Request: Please print every line from the one containing "Extract the structured" through the last line of the records below, exactly as written and nothing more.

— Start Dataset extract —

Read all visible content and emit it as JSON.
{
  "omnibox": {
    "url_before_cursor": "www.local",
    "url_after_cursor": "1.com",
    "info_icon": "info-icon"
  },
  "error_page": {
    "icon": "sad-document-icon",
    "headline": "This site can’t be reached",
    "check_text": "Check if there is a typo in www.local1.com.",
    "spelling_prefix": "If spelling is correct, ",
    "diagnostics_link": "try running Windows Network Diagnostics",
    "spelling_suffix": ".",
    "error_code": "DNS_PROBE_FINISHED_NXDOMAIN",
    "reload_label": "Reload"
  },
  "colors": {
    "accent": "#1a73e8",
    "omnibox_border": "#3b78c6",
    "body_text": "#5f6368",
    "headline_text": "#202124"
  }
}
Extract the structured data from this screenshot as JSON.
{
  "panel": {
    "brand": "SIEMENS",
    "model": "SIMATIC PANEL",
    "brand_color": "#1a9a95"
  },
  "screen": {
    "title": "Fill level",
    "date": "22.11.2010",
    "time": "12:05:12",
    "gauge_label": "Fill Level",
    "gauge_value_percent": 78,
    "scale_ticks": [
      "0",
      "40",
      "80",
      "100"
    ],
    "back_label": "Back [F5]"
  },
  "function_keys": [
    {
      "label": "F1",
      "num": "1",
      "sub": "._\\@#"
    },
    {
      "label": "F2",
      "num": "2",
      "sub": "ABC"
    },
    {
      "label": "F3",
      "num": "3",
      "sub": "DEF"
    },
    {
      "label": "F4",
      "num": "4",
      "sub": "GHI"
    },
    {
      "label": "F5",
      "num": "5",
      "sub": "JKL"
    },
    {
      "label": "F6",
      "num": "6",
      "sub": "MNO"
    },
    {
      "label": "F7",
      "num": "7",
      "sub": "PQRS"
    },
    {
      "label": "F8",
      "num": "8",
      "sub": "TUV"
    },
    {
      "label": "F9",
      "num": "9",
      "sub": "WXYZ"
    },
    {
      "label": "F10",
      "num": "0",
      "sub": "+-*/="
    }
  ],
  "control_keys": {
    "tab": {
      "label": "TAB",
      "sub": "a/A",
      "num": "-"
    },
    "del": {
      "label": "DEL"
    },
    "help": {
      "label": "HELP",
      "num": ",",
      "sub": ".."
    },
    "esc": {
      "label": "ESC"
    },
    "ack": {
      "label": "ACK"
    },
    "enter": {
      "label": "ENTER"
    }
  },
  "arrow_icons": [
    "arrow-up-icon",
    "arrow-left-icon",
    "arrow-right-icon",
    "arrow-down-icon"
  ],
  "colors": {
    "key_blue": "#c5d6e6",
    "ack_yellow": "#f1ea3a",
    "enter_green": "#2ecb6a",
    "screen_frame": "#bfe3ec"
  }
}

— End Dataset extract —

Result:
Extract the structured data from this screenshot as JSON.
{
  "panel": {
    "brand": "SIEMENS",
    "model": "SIMATIC PANEL",
    "brand_color": "#1a9a95"
  },
  "screen": {
    "title": "Fill level",
    "date": "22.11.2010",
    "time": "12:05:12",
    "gauge_label": "Fill Level",
    "gauge_value_percent": 78,
    "scale_ticks": [
      "0",
      "40",
      "80",
      "100"
    ],
    "back_label": "Back [F5]"
  },
  "function_keys": [
    {
      "label": "F1",
      "num": "1",
      "sub": "._\\@#"
    },
    {
      "label": "F2",
      "num": "2",
      "sub": "ABC"
    },
    {
      "label": "F3",
      "num": "3",
      "sub": "DEF"
    },
    {
      "label": "F4",
      "num": "4",
      "sub": "GHI"
    },
    {
      "label": "F5",
      "num": "5",
      "sub": "JKL"
    },
    {
      "label": "F6",
      "num": "6",
      "sub": "MNO"
    },
    {
      "label": "F7",
      "num": "7",
      "sub": "PQRS"
    },
    {
      "label": "F8",
      "num": "8",
      "sub": "TUV"
    },
    {
      "label": "F9",
      "num": "9",
      "sub": "WXYZ"
    },
    {
      "label": "F10",
      "num": "0",
      "sub": "+-*/="
    }
  ],
  "control_keys": {
    "tab": {
      "label": "TAB",
      "sub": "a/A",
      "num": "-"
    },
    "del": {
      "label": "DEL"
    },
    "help": {
      "label": "HELP",
      "num": ",",
      "sub": ".."
    },
    "esc": {
      "label": "ESC"
    },
    "ack": {
      "label": "ACK"
    },
    "enter": {
      "label": "ENTER"
    }
  },
  "arrow_icons": [
    "arrow-up-icon",
    "arrow-left-icon",
    "arrow-right-icon",
    "arrow-down-icon"
  ],
  "colors": {
    "key_blue": "#c5d6e6",
    "ack_yellow": "#f1ea3a",
    "enter_green": "#2ecb6a",
    "screen_frame": "#bfe3ec"
  }
}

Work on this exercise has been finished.